**Task to carry out**
Pull out every line in the data that has the string "text" in it.
***** Provided data
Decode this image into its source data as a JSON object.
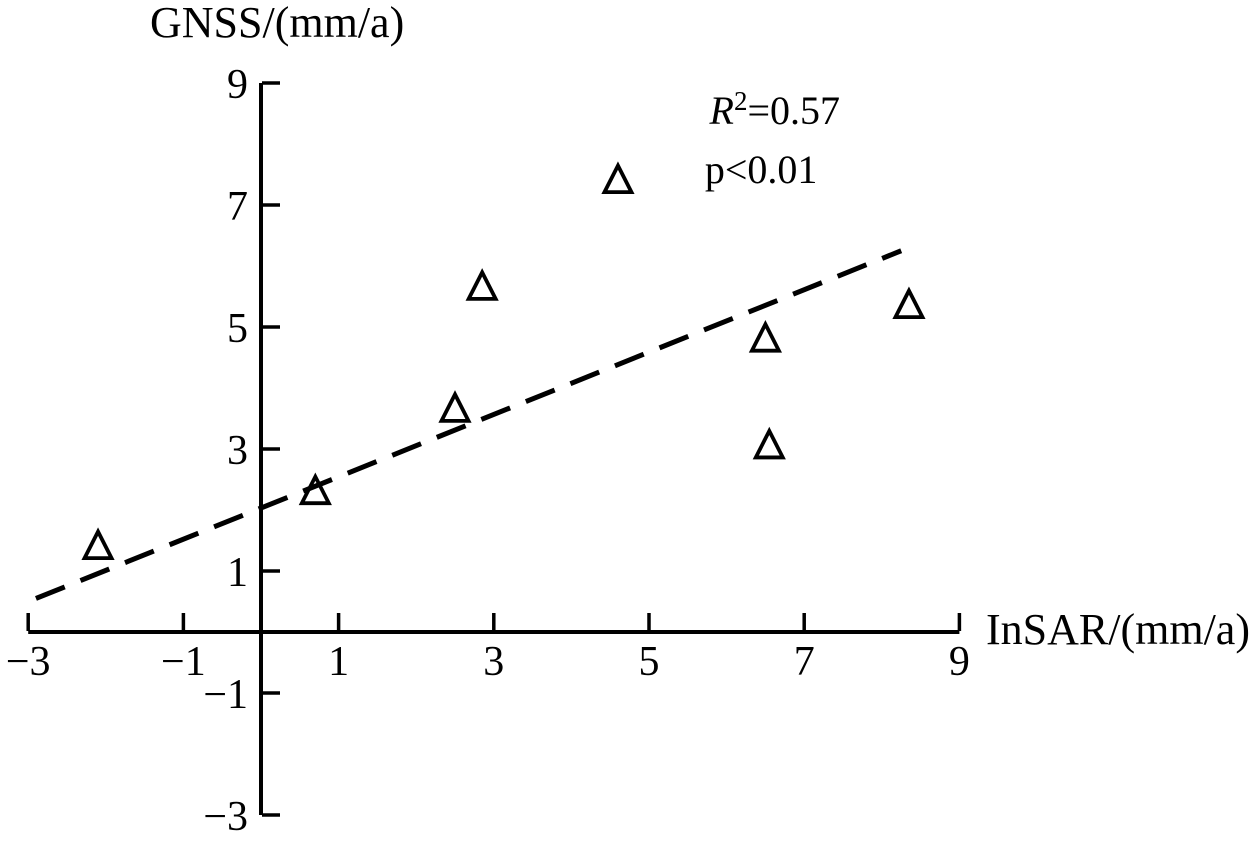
{
  "chart_data": {
    "type": "scatter",
    "title": "",
    "xlabel": "InSAR/(mm/a)",
    "ylabel": "GNSS/(mm/a)",
    "xlim": [
      -3,
      9
    ],
    "ylim": [
      -3,
      9
    ],
    "x_ticks": [
      -3,
      -1,
      1,
      3,
      5,
      7,
      9
    ],
    "y_ticks": [
      -3,
      -1,
      1,
      3,
      5,
      7,
      9
    ],
    "grid": false,
    "legend": "none",
    "marker": "open-triangle",
    "points": [
      {
        "x": -2.1,
        "y": 1.4
      },
      {
        "x": 0.7,
        "y": 2.3
      },
      {
        "x": 2.5,
        "y": 3.65
      },
      {
        "x": 2.85,
        "y": 5.65
      },
      {
        "x": 4.6,
        "y": 7.4
      },
      {
        "x": 6.5,
        "y": 4.8
      },
      {
        "x": 6.55,
        "y": 3.05
      },
      {
        "x": 8.35,
        "y": 5.35
      }
    ],
    "trend_line": {
      "style": "dashed",
      "x1": -2.9,
      "y1": 0.55,
      "x2": 8.25,
      "y2": 6.25
    },
    "annotations": [
      {
        "id": "r-squared",
        "text": "R²=0.57",
        "x": 5.78,
        "y": 8.33
      },
      {
        "id": "p-value",
        "text": "p<0.01",
        "x": 5.72,
        "y": 7.36
      }
    ],
    "colors": {
      "stroke": "#000000",
      "background": "#ffffff"
    }
  }
}
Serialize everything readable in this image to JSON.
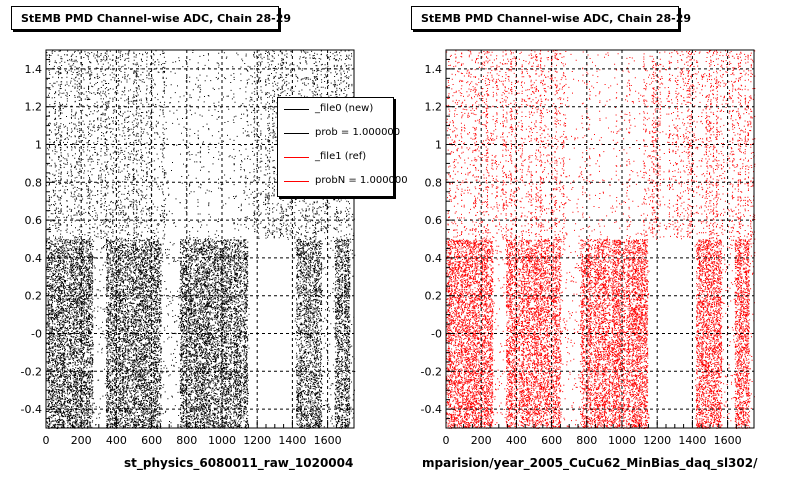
{
  "chart_data": [
    {
      "type": "scatter",
      "title": "StEMB PMD Channel-wise ADC, Chain 28-29",
      "xlabel": "st_physics_6080011_raw_1020004",
      "ylabel": "",
      "xlim": [
        0,
        1750
      ],
      "ylim": [
        -0.5,
        1.5
      ],
      "x_ticks": [
        "0",
        "200",
        "400",
        "600",
        "800",
        "1000",
        "1200",
        "1400",
        "1600"
      ],
      "y_ticks": [
        "-0.4",
        "-0.2",
        "-0",
        "0.2",
        "0.4",
        "0.6",
        "0.8",
        "1",
        "1.2",
        "1.4"
      ],
      "grid": true,
      "color": "#000000",
      "series": [
        {
          "name": "_file0 (new)",
          "channel_x_range": [
            0,
            1750
          ],
          "y_range": [
            -0.5,
            1.5
          ]
        }
      ],
      "dense_bands": [
        [
          0,
          260
        ],
        [
          340,
          650
        ],
        [
          760,
          1140
        ],
        [
          1420,
          1560
        ],
        [
          1640,
          1720
        ]
      ],
      "gap_bands_lower": [
        [
          1150,
          1410
        ]
      ],
      "legend": {
        "placement": "top-right",
        "entries": [
          {
            "label": "_file0 (new)",
            "color": "#000000"
          },
          {
            "label": "prob = 1.000000",
            "color": "#000000"
          },
          {
            "label": "_file1 (ref)",
            "color": "#ff0000"
          },
          {
            "label": "probN = 1.000000",
            "color": "#ff0000"
          }
        ]
      }
    },
    {
      "type": "scatter",
      "title": "StEMB PMD Channel-wise ADC, Chain 28-29",
      "xlabel": "mparision/year_2005_CuCu62_MinBias_daq_sl302/",
      "ylabel": "",
      "xlim": [
        0,
        1750
      ],
      "ylim": [
        -0.5,
        1.5
      ],
      "x_ticks": [
        "0",
        "200",
        "400",
        "600",
        "800",
        "1000",
        "1200",
        "1400",
        "1600"
      ],
      "y_ticks": [
        "-0.4",
        "-0.2",
        "-0",
        "0.2",
        "0.4",
        "0.6",
        "0.8",
        "1",
        "1.2",
        "1.4"
      ],
      "grid": true,
      "color": "#ff0000",
      "series": [
        {
          "name": "_file1 (ref)",
          "channel_x_range": [
            0,
            1750
          ],
          "y_range": [
            -0.5,
            1.5
          ]
        }
      ],
      "dense_bands": [
        [
          0,
          260
        ],
        [
          340,
          650
        ],
        [
          760,
          1140
        ],
        [
          1420,
          1560
        ],
        [
          1640,
          1720
        ]
      ],
      "gap_bands_lower": [
        [
          1150,
          1410
        ]
      ]
    }
  ]
}
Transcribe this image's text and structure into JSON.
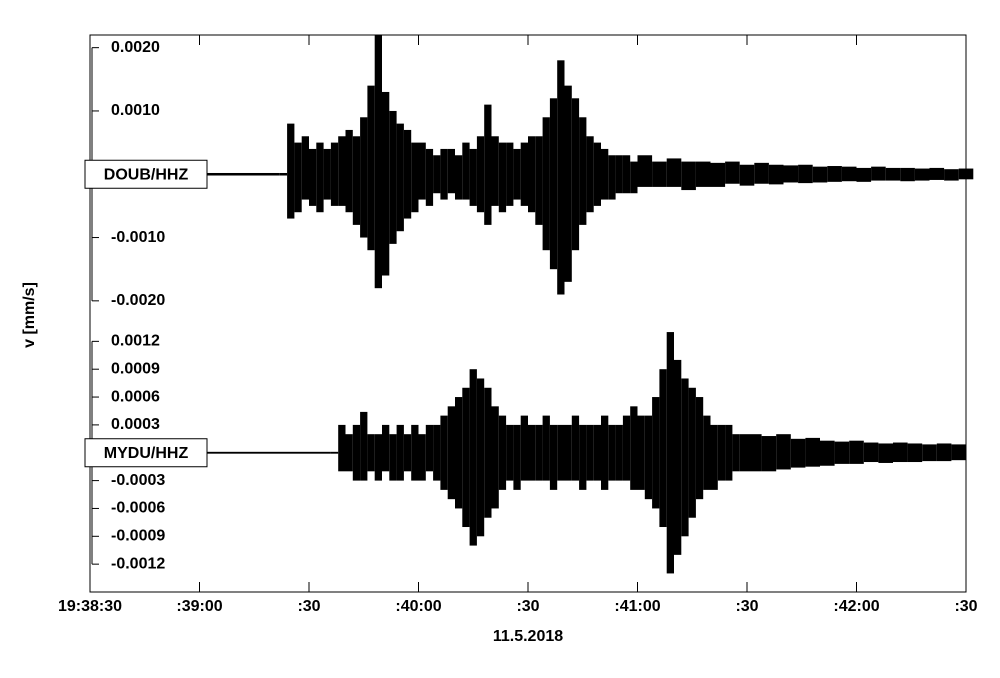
{
  "chart_data": {
    "type": "waveform",
    "ylabel": "v [mm/s]",
    "xlabel": "11.5.2018",
    "xlim": [
      "19:38:30",
      "19:42:30"
    ],
    "xticks": [
      "19:38:30",
      {
        "value": "19:39:00",
        "label": ":39:00"
      },
      {
        "value": "19:39:30",
        "label": ":30"
      },
      {
        "value": "19:40:00",
        "label": ":40:00"
      },
      {
        "value": "19:40:30",
        "label": ":30"
      },
      {
        "value": "19:41:00",
        "label": ":41:00"
      },
      {
        "value": "19:41:30",
        "label": ":30"
      },
      {
        "value": "19:42:00",
        "label": ":42:00"
      },
      {
        "value": "19:42:30",
        "label": ":30"
      }
    ],
    "color": "#000000",
    "panels": [
      {
        "station": "DOUB/HHZ",
        "ylim": [
          -0.0022,
          0.0022
        ],
        "yticks": [
          {
            "value": 0.002,
            "label": "0.0020"
          },
          {
            "value": 0.001,
            "label": "0.0010"
          },
          {
            "value": -0.001,
            "label": "-0.0010"
          },
          {
            "value": -0.002,
            "label": "-0.0020"
          }
        ],
        "x": [
          "19:38:30",
          "19:39:22",
          "19:39:24",
          "19:39:26",
          "19:39:28",
          "19:39:30",
          "19:39:32",
          "19:39:34",
          "19:39:36",
          "19:39:38",
          "19:39:40",
          "19:39:42",
          "19:39:44",
          "19:39:46",
          "19:39:48",
          "19:39:50",
          "19:39:52",
          "19:39:54",
          "19:39:56",
          "19:39:58",
          "19:40:00",
          "19:40:02",
          "19:40:04",
          "19:40:06",
          "19:40:08",
          "19:40:10",
          "19:40:12",
          "19:40:14",
          "19:40:16",
          "19:40:18",
          "19:40:20",
          "19:40:22",
          "19:40:24",
          "19:40:26",
          "19:40:28",
          "19:40:30",
          "19:40:32",
          "19:40:34",
          "19:40:36",
          "19:40:38",
          "19:40:40",
          "19:40:42",
          "19:40:44",
          "19:40:46",
          "19:40:48",
          "19:40:50",
          "19:40:52",
          "19:40:54",
          "19:40:56",
          "19:40:58",
          "19:41:00",
          "19:41:04",
          "19:41:08",
          "19:41:12",
          "19:41:16",
          "19:41:20",
          "19:41:24",
          "19:41:28",
          "19:41:32",
          "19:41:36",
          "19:41:40",
          "19:41:44",
          "19:41:48",
          "19:41:52",
          "19:41:56",
          "19:42:00",
          "19:42:04",
          "19:42:08",
          "19:42:12",
          "19:42:16",
          "19:42:20",
          "19:42:24",
          "19:42:28"
        ],
        "upper": [
          2e-05,
          2e-05,
          0.0008,
          0.0005,
          0.0006,
          0.0004,
          0.0005,
          0.0004,
          0.0005,
          0.0006,
          0.0007,
          0.0006,
          0.0009,
          0.0014,
          0.0022,
          0.0013,
          0.001,
          0.0008,
          0.0007,
          0.0005,
          0.0005,
          0.0004,
          0.0003,
          0.0004,
          0.0004,
          0.0003,
          0.0005,
          0.0004,
          0.0006,
          0.0011,
          0.0006,
          0.0005,
          0.0005,
          0.0004,
          0.0005,
          0.0006,
          0.0006,
          0.0009,
          0.0012,
          0.0018,
          0.0014,
          0.0012,
          0.0009,
          0.0006,
          0.0005,
          0.0004,
          0.0003,
          0.0003,
          0.0003,
          0.0002,
          0.0003,
          0.0002,
          0.00025,
          0.0002,
          0.0002,
          0.00018,
          0.0002,
          0.00015,
          0.00018,
          0.00015,
          0.00014,
          0.00015,
          0.00012,
          0.00013,
          0.00012,
          0.0001,
          0.00012,
          0.0001,
          0.0001,
          9e-05,
          0.0001,
          8e-05,
          9e-05
        ],
        "lower": [
          -2e-05,
          -2e-05,
          -0.0007,
          -0.0006,
          -0.0004,
          -0.0005,
          -0.0006,
          -0.0004,
          -0.0005,
          -0.0005,
          -0.0006,
          -0.0008,
          -0.001,
          -0.0012,
          -0.0018,
          -0.0016,
          -0.0011,
          -0.0009,
          -0.0007,
          -0.0006,
          -0.0004,
          -0.0005,
          -0.0003,
          -0.0004,
          -0.0003,
          -0.0004,
          -0.0004,
          -0.0005,
          -0.0006,
          -0.0008,
          -0.0005,
          -0.0006,
          -0.0005,
          -0.0004,
          -0.0005,
          -0.0006,
          -0.0008,
          -0.0012,
          -0.0015,
          -0.0019,
          -0.0017,
          -0.0012,
          -0.0008,
          -0.0006,
          -0.0005,
          -0.0004,
          -0.0004,
          -0.0003,
          -0.0003,
          -0.0003,
          -0.0002,
          -0.0002,
          -0.0002,
          -0.00025,
          -0.0002,
          -0.0002,
          -0.00015,
          -0.00018,
          -0.00015,
          -0.00016,
          -0.00013,
          -0.00014,
          -0.00013,
          -0.00012,
          -0.00011,
          -0.00012,
          -0.0001,
          -0.0001,
          -0.00011,
          -0.0001,
          -9e-05,
          -0.0001,
          -8e-05
        ]
      },
      {
        "station": "MYDU/HHZ",
        "ylim": [
          -0.0015,
          0.0015
        ],
        "yticks": [
          0.0012,
          0.0009,
          0.0006,
          0.0003,
          -0.0003,
          -0.0006,
          -0.0009,
          -0.0012
        ],
        "x": [
          "19:38:30",
          "19:39:36",
          "19:39:38",
          "19:39:40",
          "19:39:42",
          "19:39:44",
          "19:39:46",
          "19:39:48",
          "19:39:50",
          "19:39:52",
          "19:39:54",
          "19:39:56",
          "19:39:58",
          "19:40:00",
          "19:40:02",
          "19:40:04",
          "19:40:06",
          "19:40:08",
          "19:40:10",
          "19:40:12",
          "19:40:14",
          "19:40:16",
          "19:40:18",
          "19:40:20",
          "19:40:22",
          "19:40:24",
          "19:40:26",
          "19:40:28",
          "19:40:30",
          "19:40:32",
          "19:40:34",
          "19:40:36",
          "19:40:38",
          "19:40:40",
          "19:40:42",
          "19:40:44",
          "19:40:46",
          "19:40:48",
          "19:40:50",
          "19:40:52",
          "19:40:54",
          "19:40:56",
          "19:40:58",
          "19:41:00",
          "19:41:02",
          "19:41:04",
          "19:41:06",
          "19:41:08",
          "19:41:10",
          "19:41:12",
          "19:41:14",
          "19:41:16",
          "19:41:18",
          "19:41:20",
          "19:41:22",
          "19:41:24",
          "19:41:26",
          "19:41:28",
          "19:41:30",
          "19:41:34",
          "19:41:38",
          "19:41:42",
          "19:41:46",
          "19:41:50",
          "19:41:54",
          "19:41:58",
          "19:42:02",
          "19:42:06",
          "19:42:10",
          "19:42:14",
          "19:42:18",
          "19:42:22",
          "19:42:26"
        ],
        "upper": [
          1e-05,
          1e-05,
          0.0003,
          0.0002,
          0.0003,
          0.00044,
          0.0002,
          0.0002,
          0.0003,
          0.0002,
          0.0003,
          0.0002,
          0.0003,
          0.0002,
          0.0003,
          0.0003,
          0.0004,
          0.0005,
          0.0006,
          0.0007,
          0.0009,
          0.0008,
          0.0007,
          0.0005,
          0.0004,
          0.0003,
          0.0003,
          0.0004,
          0.0003,
          0.0003,
          0.0004,
          0.0003,
          0.0003,
          0.0003,
          0.0004,
          0.0003,
          0.0003,
          0.0003,
          0.0004,
          0.0003,
          0.0003,
          0.0004,
          0.0005,
          0.0004,
          0.0004,
          0.0006,
          0.0009,
          0.0013,
          0.001,
          0.0008,
          0.0007,
          0.0006,
          0.0004,
          0.0003,
          0.0003,
          0.0003,
          0.0002,
          0.0002,
          0.0002,
          0.00018,
          0.0002,
          0.00015,
          0.00016,
          0.00013,
          0.00012,
          0.00013,
          0.00011,
          0.0001,
          0.00011,
          0.0001,
          9e-05,
          0.0001,
          9e-05
        ],
        "lower": [
          -1e-05,
          -1e-05,
          -0.0002,
          -0.0002,
          -0.0003,
          -0.0003,
          -0.0002,
          -0.0003,
          -0.0002,
          -0.0003,
          -0.0003,
          -0.0002,
          -0.0003,
          -0.0003,
          -0.0002,
          -0.0003,
          -0.0004,
          -0.0005,
          -0.0006,
          -0.0008,
          -0.001,
          -0.0009,
          -0.0007,
          -0.0006,
          -0.0004,
          -0.0003,
          -0.0004,
          -0.0003,
          -0.0003,
          -0.0003,
          -0.0003,
          -0.0004,
          -0.0003,
          -0.0003,
          -0.0003,
          -0.0004,
          -0.0003,
          -0.0003,
          -0.0004,
          -0.0003,
          -0.0003,
          -0.0003,
          -0.0004,
          -0.0004,
          -0.0005,
          -0.0006,
          -0.0008,
          -0.0013,
          -0.0011,
          -0.0009,
          -0.0007,
          -0.0005,
          -0.0004,
          -0.0004,
          -0.0003,
          -0.0003,
          -0.0002,
          -0.0002,
          -0.0002,
          -0.0002,
          -0.00018,
          -0.00016,
          -0.00015,
          -0.00014,
          -0.00012,
          -0.00012,
          -0.0001,
          -0.00011,
          -0.0001,
          -0.0001,
          -9e-05,
          -9e-05,
          -8e-05
        ]
      }
    ]
  }
}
**********
**Problem solution**
        "text": "R²=0.57",
        "text": "p<0.01",
Transcribe this image's text and structure into JSON.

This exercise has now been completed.